Records excerpted from a collection
/---
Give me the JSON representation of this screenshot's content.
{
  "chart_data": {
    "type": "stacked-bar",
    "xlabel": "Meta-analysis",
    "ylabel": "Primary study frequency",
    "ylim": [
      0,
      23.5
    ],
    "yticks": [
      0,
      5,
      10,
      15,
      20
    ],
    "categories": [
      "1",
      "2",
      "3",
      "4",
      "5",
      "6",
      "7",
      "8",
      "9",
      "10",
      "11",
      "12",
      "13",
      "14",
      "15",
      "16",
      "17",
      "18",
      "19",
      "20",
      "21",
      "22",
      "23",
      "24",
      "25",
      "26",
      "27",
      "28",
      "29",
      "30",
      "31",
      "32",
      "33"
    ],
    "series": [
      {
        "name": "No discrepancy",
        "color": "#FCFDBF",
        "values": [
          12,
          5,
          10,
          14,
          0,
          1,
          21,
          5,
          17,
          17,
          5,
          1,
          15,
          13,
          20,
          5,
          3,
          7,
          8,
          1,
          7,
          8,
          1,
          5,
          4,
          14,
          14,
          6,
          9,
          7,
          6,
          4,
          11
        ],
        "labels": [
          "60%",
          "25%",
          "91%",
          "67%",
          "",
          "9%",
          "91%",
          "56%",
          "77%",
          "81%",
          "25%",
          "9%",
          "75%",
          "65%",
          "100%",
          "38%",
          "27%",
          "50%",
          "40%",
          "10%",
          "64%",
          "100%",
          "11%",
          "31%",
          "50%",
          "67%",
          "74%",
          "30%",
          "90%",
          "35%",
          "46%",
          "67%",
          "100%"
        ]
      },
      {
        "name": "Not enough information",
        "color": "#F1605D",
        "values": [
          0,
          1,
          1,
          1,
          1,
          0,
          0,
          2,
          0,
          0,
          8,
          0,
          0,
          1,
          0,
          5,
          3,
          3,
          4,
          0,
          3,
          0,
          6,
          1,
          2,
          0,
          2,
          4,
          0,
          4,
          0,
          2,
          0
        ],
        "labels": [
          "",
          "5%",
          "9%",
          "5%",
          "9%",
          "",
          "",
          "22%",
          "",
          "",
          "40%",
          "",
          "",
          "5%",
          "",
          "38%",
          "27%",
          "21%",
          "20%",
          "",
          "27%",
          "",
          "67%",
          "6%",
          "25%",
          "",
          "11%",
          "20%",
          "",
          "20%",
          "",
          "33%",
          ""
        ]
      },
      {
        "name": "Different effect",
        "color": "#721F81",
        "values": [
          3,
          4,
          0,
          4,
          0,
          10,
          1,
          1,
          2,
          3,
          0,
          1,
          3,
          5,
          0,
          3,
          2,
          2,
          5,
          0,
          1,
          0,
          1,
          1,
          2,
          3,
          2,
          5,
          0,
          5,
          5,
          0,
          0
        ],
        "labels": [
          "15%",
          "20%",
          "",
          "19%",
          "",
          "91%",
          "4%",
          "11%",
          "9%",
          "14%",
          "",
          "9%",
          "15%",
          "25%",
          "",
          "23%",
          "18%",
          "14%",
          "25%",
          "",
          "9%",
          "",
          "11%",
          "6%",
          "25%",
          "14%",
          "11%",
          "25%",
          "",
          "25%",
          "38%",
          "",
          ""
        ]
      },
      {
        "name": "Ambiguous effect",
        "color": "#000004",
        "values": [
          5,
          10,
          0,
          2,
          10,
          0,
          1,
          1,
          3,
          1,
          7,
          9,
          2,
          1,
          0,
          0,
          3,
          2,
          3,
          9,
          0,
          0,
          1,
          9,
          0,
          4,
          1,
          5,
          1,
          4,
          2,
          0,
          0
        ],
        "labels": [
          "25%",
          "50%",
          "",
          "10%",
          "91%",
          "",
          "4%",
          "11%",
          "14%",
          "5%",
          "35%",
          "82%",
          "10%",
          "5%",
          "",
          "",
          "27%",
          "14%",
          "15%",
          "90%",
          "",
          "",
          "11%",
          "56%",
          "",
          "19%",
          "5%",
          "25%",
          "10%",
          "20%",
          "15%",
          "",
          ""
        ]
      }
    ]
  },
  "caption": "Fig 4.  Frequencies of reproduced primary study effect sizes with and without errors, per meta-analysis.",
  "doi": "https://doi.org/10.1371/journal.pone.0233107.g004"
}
\---
Transcribe all of the material exactly. Omit nothing.

Give me the JSON representation of this screenshot's content.
{
  "chart_data": {
    "type": "stacked-bar",
    "xlabel": "Meta-analysis",
    "ylabel": "Primary study frequency",
    "ylim": [
      0,
      23.5
    ],
    "yticks": [
      0,
      5,
      10,
      15,
      20
    ],
    "categories": [
      "1",
      "2",
      "3",
      "4",
      "5",
      "6",
      "7",
      "8",
      "9",
      "10",
      "11",
      "12",
      "13",
      "14",
      "15",
      "16",
      "17",
      "18",
      "19",
      "20",
      "21",
      "22",
      "23",
      "24",
      "25",
      "26",
      "27",
      "28",
      "29",
      "30",
      "31",
      "32",
      "33"
    ],
    "series": [
      {
        "name": "No discrepancy",
        "color": "#FCFDBF",
        "values": [
          12,
          5,
          10,
          14,
          0,
          1,
          21,
          5,
          17,
          17,
          5,
          1,
          15,
          13,
          20,
          5,
          3,
          7,
          8,
          1,
          7,
          8,
          1,
          5,
          4,
          14,
          14,
          6,
          9,
          7,
          6,
          4,
          11
        ],
        "labels": [
          "60%",
          "25%",
          "91%",
          "67%",
          "",
          "9%",
          "91%",
          "56%",
          "77%",
          "81%",
          "25%",
          "9%",
          "75%",
          "65%",
          "100%",
          "38%",
          "27%",
          "50%",
          "40%",
          "10%",
          "64%",
          "100%",
          "11%",
          "31%",
          "50%",
          "67%",
          "74%",
          "30%",
          "90%",
          "35%",
          "46%",
          "67%",
          "100%"
        ]
      },
      {
        "name": "Not enough information",
        "color": "#F1605D",
        "values": [
          0,
          1,
          1,
          1,
          1,
          0,
          0,
          2,
          0,
          0,
          8,
          0,
          0,
          1,
          0,
          5,
          3,
          3,
          4,
          0,
          3,
          0,
          6,
          1,
          2,
          0,
          2,
          4,
          0,
          4,
          0,
          2,
          0
        ],
        "labels": [
          "",
          "5%",
          "9%",
          "5%",
          "9%",
          "",
          "",
          "22%",
          "",
          "",
          "40%",
          "",
          "",
          "5%",
          "",
          "38%",
          "27%",
          "21%",
          "20%",
          "",
          "27%",
          "",
          "67%",
          "6%",
          "25%",
          "",
          "11%",
          "20%",
          "",
          "20%",
          "",
          "33%",
          ""
        ]
      },
      {
        "name": "Different effect",
        "color": "#721F81",
        "values": [
          3,
          4,
          0,
          4,
          0,
          10,
          1,
          1,
          2,
          3,
          0,
          1,
          3,
          5,
          0,
          3,
          2,
          2,
          5,
          0,
          1,
          0,
          1,
          1,
          2,
          3,
          2,
          5,
          0,
          5,
          5,
          0,
          0
        ],
        "labels": [
          "15%",
          "20%",
          "",
          "19%",
          "",
          "91%",
          "4%",
          "11%",
          "9%",
          "14%",
          "",
          "9%",
          "15%",
          "25%",
          "",
          "23%",
          "18%",
          "14%",
          "25%",
          "",
          "9%",
          "",
          "11%",
          "6%",
          "25%",
          "14%",
          "11%",
          "25%",
          "",
          "25%",
          "38%",
          "",
          ""
        ]
      },
      {
        "name": "Ambiguous effect",
        "color": "#000004",
        "values": [
          5,
          10,
          0,
          2,
          10,
          0,
          1,
          1,
          3,
          1,
          7,
          9,
          2,
          1,
          0,
          0,
          3,
          2,
          3,
          9,
          0,
          0,
          1,
          9,
          0,
          4,
          1,
          5,
          1,
          4,
          2,
          0,
          0
        ],
        "labels": [
          "25%",
          "50%",
          "",
          "10%",
          "91%",
          "",
          "4%",
          "11%",
          "14%",
          "5%",
          "35%",
          "82%",
          "10%",
          "5%",
          "",
          "",
          "27%",
          "14%",
          "15%",
          "90%",
          "",
          "",
          "11%",
          "56%",
          "",
          "19%",
          "5%",
          "25%",
          "10%",
          "20%",
          "15%",
          "",
          ""
        ]
      }
    ]
  },
  "caption": "Fig 4.  Frequencies of reproduced primary study effect sizes with and without errors, per meta-analysis.",
  "doi": "https://doi.org/10.1371/journal.pone.0233107.g004"
}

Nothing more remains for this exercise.